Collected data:
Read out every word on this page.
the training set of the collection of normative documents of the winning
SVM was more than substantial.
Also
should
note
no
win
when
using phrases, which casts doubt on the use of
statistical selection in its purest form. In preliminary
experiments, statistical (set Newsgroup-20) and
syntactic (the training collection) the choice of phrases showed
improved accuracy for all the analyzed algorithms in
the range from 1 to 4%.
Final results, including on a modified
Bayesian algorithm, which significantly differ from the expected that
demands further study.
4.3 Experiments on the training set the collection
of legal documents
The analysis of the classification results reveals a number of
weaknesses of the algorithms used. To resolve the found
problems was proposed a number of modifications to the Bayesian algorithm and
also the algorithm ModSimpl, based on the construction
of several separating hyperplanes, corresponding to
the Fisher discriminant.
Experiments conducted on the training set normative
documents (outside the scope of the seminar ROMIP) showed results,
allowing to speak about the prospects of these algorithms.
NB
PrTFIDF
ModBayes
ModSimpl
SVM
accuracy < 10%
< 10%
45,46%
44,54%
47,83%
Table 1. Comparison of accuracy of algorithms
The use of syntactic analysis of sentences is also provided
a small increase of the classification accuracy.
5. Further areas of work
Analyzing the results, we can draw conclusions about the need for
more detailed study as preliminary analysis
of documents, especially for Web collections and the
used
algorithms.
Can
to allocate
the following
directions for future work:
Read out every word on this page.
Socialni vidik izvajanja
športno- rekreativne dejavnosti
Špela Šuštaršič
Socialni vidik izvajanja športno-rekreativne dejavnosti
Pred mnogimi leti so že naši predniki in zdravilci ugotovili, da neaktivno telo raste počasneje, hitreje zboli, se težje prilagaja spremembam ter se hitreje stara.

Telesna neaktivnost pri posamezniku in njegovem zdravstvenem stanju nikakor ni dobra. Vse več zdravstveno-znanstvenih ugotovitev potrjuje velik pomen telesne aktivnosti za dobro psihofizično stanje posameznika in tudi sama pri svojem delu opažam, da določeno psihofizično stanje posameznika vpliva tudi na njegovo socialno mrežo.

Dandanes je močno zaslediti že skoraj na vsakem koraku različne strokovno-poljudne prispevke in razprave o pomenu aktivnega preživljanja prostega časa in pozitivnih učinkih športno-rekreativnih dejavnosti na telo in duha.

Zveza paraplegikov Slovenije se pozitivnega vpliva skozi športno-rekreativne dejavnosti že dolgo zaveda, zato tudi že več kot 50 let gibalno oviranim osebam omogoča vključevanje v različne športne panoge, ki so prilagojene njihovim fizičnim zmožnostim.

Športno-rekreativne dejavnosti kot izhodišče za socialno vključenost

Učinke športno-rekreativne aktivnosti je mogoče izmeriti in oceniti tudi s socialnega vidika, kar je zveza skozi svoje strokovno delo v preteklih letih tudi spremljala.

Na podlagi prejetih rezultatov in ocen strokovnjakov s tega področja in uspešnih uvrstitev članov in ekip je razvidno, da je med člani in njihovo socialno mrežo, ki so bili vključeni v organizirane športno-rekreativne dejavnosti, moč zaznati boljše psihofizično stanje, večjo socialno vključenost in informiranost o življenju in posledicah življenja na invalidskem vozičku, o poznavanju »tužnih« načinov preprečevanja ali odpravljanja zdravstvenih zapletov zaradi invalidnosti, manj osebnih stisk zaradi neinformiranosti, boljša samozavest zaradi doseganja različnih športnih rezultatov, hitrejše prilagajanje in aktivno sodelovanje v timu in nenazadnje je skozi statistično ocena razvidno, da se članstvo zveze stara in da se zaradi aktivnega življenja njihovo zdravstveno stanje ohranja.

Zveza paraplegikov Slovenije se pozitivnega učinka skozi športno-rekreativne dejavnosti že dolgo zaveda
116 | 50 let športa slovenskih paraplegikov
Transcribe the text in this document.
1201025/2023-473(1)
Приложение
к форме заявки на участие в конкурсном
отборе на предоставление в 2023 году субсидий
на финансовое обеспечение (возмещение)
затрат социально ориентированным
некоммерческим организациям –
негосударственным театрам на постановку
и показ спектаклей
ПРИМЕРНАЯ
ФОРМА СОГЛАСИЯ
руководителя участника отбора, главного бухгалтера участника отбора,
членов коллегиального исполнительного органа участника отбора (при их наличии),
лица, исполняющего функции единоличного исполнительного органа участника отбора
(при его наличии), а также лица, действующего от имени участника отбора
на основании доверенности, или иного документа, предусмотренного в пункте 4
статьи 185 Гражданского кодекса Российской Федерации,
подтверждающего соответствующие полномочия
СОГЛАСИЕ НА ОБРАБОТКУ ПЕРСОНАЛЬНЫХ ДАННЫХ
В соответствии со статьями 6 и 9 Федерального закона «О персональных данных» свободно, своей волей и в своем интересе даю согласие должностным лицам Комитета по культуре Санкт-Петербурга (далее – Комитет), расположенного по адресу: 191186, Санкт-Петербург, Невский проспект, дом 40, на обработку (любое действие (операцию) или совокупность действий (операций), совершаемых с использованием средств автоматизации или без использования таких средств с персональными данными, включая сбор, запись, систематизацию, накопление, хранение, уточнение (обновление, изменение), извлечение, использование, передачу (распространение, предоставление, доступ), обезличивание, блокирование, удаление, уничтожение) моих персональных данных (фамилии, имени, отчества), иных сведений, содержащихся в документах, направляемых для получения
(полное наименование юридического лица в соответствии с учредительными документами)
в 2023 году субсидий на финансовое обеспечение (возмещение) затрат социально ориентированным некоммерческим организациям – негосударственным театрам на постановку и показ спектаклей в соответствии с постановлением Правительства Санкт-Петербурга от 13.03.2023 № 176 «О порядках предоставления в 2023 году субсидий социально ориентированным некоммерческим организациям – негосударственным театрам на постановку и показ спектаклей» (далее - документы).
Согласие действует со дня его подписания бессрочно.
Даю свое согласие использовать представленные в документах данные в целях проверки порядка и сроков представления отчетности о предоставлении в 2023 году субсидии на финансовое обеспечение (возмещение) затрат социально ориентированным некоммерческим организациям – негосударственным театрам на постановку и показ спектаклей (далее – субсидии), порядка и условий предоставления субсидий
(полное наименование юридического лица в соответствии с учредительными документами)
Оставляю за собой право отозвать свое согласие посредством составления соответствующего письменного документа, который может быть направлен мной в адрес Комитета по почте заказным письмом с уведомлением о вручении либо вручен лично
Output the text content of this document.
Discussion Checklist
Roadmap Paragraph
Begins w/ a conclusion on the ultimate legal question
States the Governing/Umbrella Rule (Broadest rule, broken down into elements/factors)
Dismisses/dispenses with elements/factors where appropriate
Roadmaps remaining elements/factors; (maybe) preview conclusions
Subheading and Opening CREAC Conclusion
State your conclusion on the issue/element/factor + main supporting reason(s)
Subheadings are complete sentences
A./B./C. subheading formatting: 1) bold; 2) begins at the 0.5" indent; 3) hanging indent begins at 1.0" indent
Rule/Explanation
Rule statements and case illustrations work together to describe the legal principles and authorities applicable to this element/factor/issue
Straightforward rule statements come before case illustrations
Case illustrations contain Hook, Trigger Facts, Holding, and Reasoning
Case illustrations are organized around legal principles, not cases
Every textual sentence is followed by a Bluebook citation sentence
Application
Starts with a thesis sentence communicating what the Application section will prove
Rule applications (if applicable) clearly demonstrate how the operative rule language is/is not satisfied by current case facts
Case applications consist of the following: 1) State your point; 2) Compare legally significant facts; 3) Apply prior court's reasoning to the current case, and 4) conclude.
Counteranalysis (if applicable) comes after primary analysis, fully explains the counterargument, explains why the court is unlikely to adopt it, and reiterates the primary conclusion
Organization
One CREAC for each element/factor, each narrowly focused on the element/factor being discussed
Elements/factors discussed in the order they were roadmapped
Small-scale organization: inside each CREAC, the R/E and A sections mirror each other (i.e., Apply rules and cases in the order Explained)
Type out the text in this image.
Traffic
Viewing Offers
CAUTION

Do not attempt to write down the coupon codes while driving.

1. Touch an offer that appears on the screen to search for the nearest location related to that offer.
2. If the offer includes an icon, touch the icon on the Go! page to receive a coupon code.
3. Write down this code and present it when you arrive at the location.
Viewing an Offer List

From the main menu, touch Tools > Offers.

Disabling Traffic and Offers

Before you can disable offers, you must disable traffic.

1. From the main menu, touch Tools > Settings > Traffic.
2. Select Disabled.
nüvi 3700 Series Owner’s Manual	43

**INSTRUCTIONS FOR THE TASK:** Give the number of lines where the string "showed" occurs, without any further text.

**COMPLETED EXERCISE:** 2